:: SOURCE MATERIAL ::

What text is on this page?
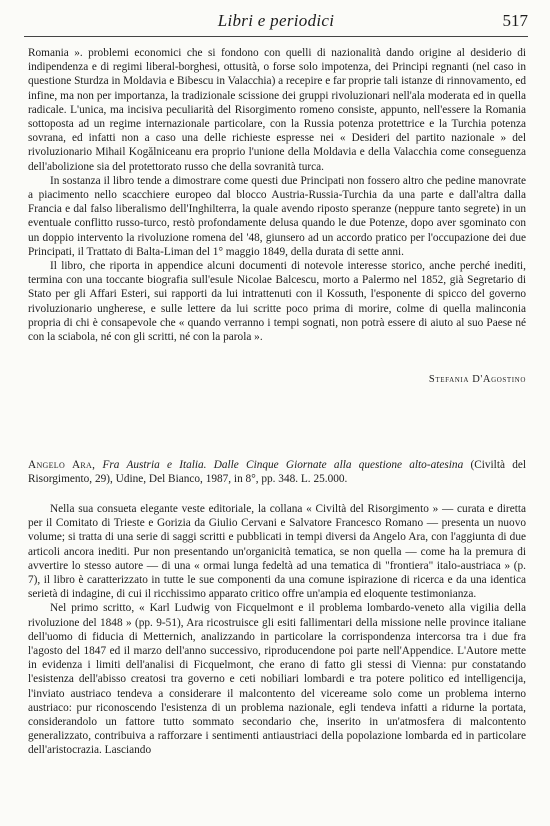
Libri e periodici	517

Romania ». problemi economici che si fondono con quelli di nazionalità dando origine al desiderio di indipendenza e di regimi liberal-borghesi, ottusità, o forse solo impotenza, dei Principi regnanti (nel caso in questione Sturdza in Moldavia e Bibescu in Valacchia) a recepire e far proprie tali istanze di rinnovamento, ed infine, ma non per importanza, la tradizionale scissione dei gruppi rivoluzionari nell'ala moderata ed in quella radicale. L'unica, ma incisiva peculiarità del Risorgimento romeno consiste, appunto, nell'essere la Romania sottoposta ad un regime internazionale particolare, con la Russia potenza protettrice e la Turchia potenza sovrana, ed infatti non a caso una delle richieste espresse nei « Desideri del partito nazionale » del rivoluzionario Mihail Kogălniceanu era proprio l'unione della Moldavia e della Valacchia come conseguenza dell'abolizione sia del protettorato russo che della sovranità turca.

In sostanza il libro tende a dimostrare come questi due Principati non fossero altro che pedine manovrate a piacimento nello scacchiere europeo dal blocco Austria-Russia-Turchia da una parte e dall'altra dalla Francia e dal falso liberalismo dell'Inghilterra, la quale avendo riposto speranze (neppure tanto segrete) in un eventuale conflitto russo-turco, restò profondamente delusa quando le due Potenze, dopo aver sgominato con un doppio intervento la rivoluzione romena del '48, giunsero ad un accordo pratico per l'occupazione dei due Principati, il Trattato di Balta-Liman del 1° maggio 1849, della durata di sette anni.

Il libro, che riporta in appendice alcuni documenti di notevole interesse storico, anche perché inediti, termina con una toccante biografia sull'esule Nicolae Balcescu, morto a Palermo nel 1852, già Segretario di Stato per gli Affari Esteri, sui rapporti da lui intrattenuti con il Kossuth, l'esponente di spicco del governo rivoluzionario ungherese, e sulle lettere da lui scritte poco prima di morire, colme di quella malinconia propria di chi è consapevole che « quando verranno i tempi sognati, non potrà essere di aiuto al suo Paese né con la sciabola, né con gli scritti, né con la parola ».

Stefania D'Agostino
Angelo Ara, Fra Austria e Italia. Dalle Cinque Giornate alla questione alto-atesina (Civiltà del Risorgimento, 29), Udine, Del Bianco, 1987, in 8°, pp. 348. L. 25.000.

Nella sua consueta elegante veste editoriale, la collana « Civiltà del Risorgimento » — curata e diretta per il Comitato di Trieste e Gorizia da Giulio Cervani e Salvatore Francesco Romano — presenta un nuovo volume; si tratta di una serie di saggi scritti e pubblicati in tempi diversi da Angelo Ara, con l'aggiunta di due articoli ancora inediti. Pur non presentando un'organicità tematica, se non quella — come ha la premura di avvertire lo stesso autore — di una « ormai lunga fedeltà ad una tematica di "frontiera" italo-austriaca » (p. 7), il libro è caratterizzato in tutte le sue componenti da una comune ispirazione di ricerca e da una identica serietà di indagine, di cui il ricchissimo apparato critico offre un'ampia ed eloquente testimonianza.

Nel primo scritto, « Karl Ludwig von Ficquelmont e il problema lombardo-veneto alla vigilia della rivoluzione del 1848 » (pp. 9-51), Ara ricostruisce gli esiti fallimentari della missione nelle province italiane dell'uomo di fiducia di Metternich, analizzando in particolare la corrispondenza intercorsa tra i due fra l'agosto del 1847 ed il marzo dell'anno successivo, riproducendone poi parte nell'Appendice. L'Autore mette in evidenza i limiti dell'analisi di Ficquelmont, che erano di fatto gli stessi di Vienna: pur constatando l'esistenza dell'abisso creatosi tra governo e ceti nobiliari lombardi e tra potere politico ed intelligencija, l'inviato austriaco tendeva a considerare il malcontento del vicereame solo come un problema interno austriaco: pur riconoscendo l'esistenza di un problema nazionale, egli tendeva infatti a ridurne la portata, considerandolo un fattore tutto sommato secondario che, inserito in un'atmosfera di malcontento generalizzato, contribuiva a rafforzare i sentimenti antiaustriaci della popolazione lombarda ed in particolare dell'aristocrazia. Lasciando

:::

== GOAL OF THE EXERCISE ==
Copy the entries above faithfully and omit every image.

== WORKED ANSWER ==
What text is on this page?
Libri e periodici	517

Romania ». problemi economici che si fondono con quelli di nazionalità dando origine al desiderio di indipendenza e di regimi liberal-borghesi, ottusità, o forse solo impotenza, dei Principi regnanti (nel caso in questione Sturdza in Moldavia e Bibescu in Valacchia) a recepire e far proprie tali istanze di rinnovamento, ed infine, ma non per importanza, la tradizionale scissione dei gruppi rivoluzionari nell'ala moderata ed in quella radicale. L'unica, ma incisiva peculiarità del Risorgimento romeno consiste, appunto, nell'essere la Romania sottoposta ad un regime internazionale particolare, con la Russia potenza protettrice e la Turchia potenza sovrana, ed infatti non a caso una delle richieste espresse nei « Desideri del partito nazionale » del rivoluzionario Mihail Kogălniceanu era proprio l'unione della Moldavia e della Valacchia come conseguenza dell'abolizione sia del protettorato russo che della sovranità turca.

In sostanza il libro tende a dimostrare come questi due Principati non fossero altro che pedine manovrate a piacimento nello scacchiere europeo dal blocco Austria-Russia-Turchia da una parte e dall'altra dalla Francia e dal falso liberalismo dell'Inghilterra, la quale avendo riposto speranze (neppure tanto segrete) in un eventuale conflitto russo-turco, restò profondamente delusa quando le due Potenze, dopo aver sgominato con un doppio intervento la rivoluzione romena del '48, giunsero ad un accordo pratico per l'occupazione dei due Principati, il Trattato di Balta-Liman del 1° maggio 1849, della durata di sette anni.

Il libro, che riporta in appendice alcuni documenti di notevole interesse storico, anche perché inediti, termina con una toccante biografia sull'esule Nicolae Balcescu, morto a Palermo nel 1852, già Segretario di Stato per gli Affari Esteri, sui rapporti da lui intrattenuti con il Kossuth, l'esponente di spicco del governo rivoluzionario ungherese, e sulle lettere da lui scritte poco prima di morire, colme di quella malinconia propria di chi è consapevole che « quando verranno i tempi sognati, non potrà essere di aiuto al suo Paese né con la sciabola, né con gli scritti, né con la parola ».

Stefania D'Agostino
Angelo Ara, Fra Austria e Italia. Dalle Cinque Giornate alla questione alto-atesina (Civiltà del Risorgimento, 29), Udine, Del Bianco, 1987, in 8°, pp. 348. L. 25.000.

Nella sua consueta elegante veste editoriale, la collana « Civiltà del Risorgimento » — curata e diretta per il Comitato di Trieste e Gorizia da Giulio Cervani e Salvatore Francesco Romano — presenta un nuovo volume; si tratta di una serie di saggi scritti e pubblicati in tempi diversi da Angelo Ara, con l'aggiunta di due articoli ancora inediti. Pur non presentando un'organicità tematica, se non quella — come ha la premura di avvertire lo stesso autore — di una « ormai lunga fedeltà ad una tematica di "frontiera" italo-austriaca » (p. 7), il libro è caratterizzato in tutte le sue componenti da una comune ispirazione di ricerca e da una identica serietà di indagine, di cui il ricchissimo apparato critico offre un'ampia ed eloquente testimonianza.

Nel primo scritto, « Karl Ludwig von Ficquelmont e il problema lombardo-veneto alla vigilia della rivoluzione del 1848 » (pp. 9-51), Ara ricostruisce gli esiti fallimentari della missione nelle province italiane dell'uomo di fiducia di Metternich, analizzando in particolare la corrispondenza intercorsa tra i due fra l'agosto del 1847 ed il marzo dell'anno successivo, riproducendone poi parte nell'Appendice. L'Autore mette in evidenza i limiti dell'analisi di Ficquelmont, che erano di fatto gli stessi di Vienna: pur constatando l'esistenza dell'abisso creatosi tra governo e ceti nobiliari lombardi e tra potere politico ed intelligencija, l'inviato austriaco tendeva a considerare il malcontento del vicereame solo come un problema interno austriaco: pur riconoscendo l'esistenza di un problema nazionale, egli tendeva infatti a ridurne la portata, considerandolo un fattore tutto sommato secondario che, inserito in un'atmosfera di malcontento generalizzato, contribuiva a rafforzare i sentimenti antiaustriaci della popolazione lombarda ed in particolare dell'aristocrazia. Lasciando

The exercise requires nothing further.